SHORT TASK: Show every line where "given" occurs.

MATERIAL FOR THIS TASK:

begin

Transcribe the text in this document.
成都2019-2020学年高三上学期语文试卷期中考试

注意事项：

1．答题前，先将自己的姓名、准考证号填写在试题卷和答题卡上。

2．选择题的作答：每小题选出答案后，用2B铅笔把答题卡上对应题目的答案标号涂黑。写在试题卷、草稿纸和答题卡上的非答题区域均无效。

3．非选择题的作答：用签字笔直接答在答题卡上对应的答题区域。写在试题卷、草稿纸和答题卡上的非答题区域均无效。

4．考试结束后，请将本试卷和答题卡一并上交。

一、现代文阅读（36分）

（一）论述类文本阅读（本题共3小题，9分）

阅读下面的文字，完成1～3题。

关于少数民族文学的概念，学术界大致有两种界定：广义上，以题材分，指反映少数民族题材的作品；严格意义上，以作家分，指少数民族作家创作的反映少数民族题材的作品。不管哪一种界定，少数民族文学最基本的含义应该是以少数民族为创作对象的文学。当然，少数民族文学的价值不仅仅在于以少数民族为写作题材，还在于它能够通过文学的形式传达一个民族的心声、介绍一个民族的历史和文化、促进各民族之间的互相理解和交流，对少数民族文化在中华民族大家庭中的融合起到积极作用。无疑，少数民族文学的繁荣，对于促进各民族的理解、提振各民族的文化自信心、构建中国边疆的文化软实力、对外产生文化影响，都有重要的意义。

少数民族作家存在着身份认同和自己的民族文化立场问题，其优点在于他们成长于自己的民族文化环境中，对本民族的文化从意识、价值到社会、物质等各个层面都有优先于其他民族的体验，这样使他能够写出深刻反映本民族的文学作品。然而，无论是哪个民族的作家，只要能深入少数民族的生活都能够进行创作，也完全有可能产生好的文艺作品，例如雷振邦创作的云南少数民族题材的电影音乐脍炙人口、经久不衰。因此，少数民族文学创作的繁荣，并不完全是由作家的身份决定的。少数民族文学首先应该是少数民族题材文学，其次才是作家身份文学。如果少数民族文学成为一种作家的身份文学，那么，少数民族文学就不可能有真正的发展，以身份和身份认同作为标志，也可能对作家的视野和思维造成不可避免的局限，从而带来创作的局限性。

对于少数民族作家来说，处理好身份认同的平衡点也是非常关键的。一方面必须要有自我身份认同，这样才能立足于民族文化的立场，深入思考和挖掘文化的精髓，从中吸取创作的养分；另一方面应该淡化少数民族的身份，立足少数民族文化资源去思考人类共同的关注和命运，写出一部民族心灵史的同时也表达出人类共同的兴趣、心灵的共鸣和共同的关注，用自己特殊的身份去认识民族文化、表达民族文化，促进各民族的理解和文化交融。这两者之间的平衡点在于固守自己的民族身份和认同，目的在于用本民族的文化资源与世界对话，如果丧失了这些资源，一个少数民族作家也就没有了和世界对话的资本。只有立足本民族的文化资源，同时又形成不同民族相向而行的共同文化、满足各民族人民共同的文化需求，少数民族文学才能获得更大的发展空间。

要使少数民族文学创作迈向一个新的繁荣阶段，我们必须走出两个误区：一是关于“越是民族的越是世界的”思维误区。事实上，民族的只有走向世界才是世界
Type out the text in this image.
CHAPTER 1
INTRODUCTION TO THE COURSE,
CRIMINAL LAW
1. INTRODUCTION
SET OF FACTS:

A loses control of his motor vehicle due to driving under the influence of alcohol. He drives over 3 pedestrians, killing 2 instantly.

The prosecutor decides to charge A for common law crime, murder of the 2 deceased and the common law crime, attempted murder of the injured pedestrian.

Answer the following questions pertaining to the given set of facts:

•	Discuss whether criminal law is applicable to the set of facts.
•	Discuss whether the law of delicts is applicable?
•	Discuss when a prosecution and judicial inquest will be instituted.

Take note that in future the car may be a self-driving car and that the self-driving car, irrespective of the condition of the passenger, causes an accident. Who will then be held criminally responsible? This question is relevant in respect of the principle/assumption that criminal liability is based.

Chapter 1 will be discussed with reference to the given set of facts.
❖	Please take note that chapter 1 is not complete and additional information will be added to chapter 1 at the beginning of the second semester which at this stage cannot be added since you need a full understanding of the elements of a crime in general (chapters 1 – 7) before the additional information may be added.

end

PROBLEM SOLUTION:
Answer the following questions pertaining to the given set of facts:
Chapter 1 will be discussed with reference to the given set of facts.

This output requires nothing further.